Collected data
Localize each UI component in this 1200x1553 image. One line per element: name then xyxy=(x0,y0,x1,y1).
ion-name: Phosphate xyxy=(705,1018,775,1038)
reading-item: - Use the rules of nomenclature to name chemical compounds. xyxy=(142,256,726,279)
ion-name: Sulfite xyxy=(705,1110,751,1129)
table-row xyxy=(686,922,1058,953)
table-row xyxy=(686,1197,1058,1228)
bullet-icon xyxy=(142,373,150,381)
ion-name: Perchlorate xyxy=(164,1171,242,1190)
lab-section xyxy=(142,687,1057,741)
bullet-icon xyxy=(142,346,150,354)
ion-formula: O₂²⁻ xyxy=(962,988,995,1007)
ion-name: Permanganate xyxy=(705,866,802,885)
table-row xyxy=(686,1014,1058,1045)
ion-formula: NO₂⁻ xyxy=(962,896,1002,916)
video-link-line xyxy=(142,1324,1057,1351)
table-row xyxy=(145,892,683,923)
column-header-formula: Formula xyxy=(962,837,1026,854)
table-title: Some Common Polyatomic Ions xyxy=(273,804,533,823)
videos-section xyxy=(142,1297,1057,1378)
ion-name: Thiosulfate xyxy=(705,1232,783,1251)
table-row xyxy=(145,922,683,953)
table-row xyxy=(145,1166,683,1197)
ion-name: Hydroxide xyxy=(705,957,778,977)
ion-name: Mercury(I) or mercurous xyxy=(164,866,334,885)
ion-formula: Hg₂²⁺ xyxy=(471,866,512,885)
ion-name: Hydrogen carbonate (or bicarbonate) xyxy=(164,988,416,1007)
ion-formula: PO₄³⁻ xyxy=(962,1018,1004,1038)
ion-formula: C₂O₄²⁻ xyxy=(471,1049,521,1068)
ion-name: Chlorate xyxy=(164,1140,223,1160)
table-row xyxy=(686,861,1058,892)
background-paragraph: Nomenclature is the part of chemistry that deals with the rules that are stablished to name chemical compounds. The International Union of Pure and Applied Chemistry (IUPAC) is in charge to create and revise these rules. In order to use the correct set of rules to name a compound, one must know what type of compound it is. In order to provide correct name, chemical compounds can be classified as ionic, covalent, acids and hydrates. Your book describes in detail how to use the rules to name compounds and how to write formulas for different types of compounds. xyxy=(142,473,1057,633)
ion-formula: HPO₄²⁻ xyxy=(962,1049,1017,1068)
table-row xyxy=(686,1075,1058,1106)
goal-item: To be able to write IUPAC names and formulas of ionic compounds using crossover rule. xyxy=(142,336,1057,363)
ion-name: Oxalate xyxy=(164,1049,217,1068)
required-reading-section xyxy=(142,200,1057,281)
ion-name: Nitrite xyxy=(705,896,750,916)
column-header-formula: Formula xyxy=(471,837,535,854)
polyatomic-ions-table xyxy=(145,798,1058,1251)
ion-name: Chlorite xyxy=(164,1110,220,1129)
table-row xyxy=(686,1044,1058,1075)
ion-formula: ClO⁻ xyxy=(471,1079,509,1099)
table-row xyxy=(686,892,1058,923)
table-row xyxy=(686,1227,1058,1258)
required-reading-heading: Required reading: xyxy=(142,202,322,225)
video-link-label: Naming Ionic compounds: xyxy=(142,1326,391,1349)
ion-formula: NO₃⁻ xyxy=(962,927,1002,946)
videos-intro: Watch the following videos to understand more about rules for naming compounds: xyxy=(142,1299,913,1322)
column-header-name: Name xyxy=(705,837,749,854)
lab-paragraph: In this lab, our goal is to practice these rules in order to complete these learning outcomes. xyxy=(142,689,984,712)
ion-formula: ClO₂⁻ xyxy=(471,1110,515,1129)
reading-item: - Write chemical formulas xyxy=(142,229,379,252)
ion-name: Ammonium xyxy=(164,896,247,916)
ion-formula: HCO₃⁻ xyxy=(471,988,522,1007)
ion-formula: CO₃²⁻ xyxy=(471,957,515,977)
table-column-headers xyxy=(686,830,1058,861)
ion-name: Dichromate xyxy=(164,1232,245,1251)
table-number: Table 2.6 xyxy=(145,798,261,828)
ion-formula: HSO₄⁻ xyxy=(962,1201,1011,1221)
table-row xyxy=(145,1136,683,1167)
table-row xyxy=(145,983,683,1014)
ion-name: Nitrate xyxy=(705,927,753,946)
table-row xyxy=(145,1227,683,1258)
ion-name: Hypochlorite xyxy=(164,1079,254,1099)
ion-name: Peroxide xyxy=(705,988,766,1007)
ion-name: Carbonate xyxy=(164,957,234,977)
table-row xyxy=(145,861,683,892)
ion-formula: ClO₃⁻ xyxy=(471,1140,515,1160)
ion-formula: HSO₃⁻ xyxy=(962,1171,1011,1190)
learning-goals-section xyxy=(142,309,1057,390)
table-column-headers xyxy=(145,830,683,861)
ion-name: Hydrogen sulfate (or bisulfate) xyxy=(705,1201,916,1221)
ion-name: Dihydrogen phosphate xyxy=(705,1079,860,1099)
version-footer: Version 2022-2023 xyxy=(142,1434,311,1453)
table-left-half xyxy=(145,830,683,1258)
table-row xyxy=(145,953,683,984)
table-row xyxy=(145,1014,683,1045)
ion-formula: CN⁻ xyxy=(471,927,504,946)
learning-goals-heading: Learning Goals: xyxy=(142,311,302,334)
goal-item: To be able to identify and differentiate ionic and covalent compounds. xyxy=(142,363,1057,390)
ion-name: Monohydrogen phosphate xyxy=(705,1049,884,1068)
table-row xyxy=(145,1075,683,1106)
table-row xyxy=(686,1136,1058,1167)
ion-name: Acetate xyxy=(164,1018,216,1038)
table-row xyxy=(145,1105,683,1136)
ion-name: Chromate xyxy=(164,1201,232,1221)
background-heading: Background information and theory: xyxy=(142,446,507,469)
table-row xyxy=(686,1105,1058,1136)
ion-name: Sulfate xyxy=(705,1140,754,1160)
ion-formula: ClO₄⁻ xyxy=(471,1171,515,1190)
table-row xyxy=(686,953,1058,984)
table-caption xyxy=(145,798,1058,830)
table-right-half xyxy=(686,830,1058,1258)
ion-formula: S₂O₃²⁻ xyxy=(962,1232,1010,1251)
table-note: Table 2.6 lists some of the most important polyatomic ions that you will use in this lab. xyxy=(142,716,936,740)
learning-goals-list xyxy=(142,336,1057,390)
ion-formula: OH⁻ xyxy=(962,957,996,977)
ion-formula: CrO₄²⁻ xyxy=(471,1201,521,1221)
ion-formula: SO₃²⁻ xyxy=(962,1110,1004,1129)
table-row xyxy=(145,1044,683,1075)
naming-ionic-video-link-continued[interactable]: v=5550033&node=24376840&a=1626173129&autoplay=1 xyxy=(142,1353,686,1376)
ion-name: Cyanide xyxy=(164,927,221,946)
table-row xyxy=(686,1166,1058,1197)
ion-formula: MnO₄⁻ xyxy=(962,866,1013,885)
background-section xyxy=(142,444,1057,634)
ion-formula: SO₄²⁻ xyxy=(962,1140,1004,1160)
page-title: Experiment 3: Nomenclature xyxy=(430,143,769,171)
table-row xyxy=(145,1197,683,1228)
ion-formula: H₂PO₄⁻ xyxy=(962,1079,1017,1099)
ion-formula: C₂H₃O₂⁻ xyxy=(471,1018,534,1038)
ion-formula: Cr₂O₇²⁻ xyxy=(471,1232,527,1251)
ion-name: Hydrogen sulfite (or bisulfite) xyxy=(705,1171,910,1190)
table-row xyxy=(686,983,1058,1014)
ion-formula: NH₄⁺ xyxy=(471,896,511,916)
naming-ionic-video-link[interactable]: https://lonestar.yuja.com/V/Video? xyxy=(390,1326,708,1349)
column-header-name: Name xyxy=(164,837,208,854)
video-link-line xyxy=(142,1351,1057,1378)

**Task requirements**
Collect every line of the rows above that contains the word "half".

**Worked answer**
table-left-half xyxy=(145,830,683,1258)
table-right-half xyxy=(686,830,1058,1258)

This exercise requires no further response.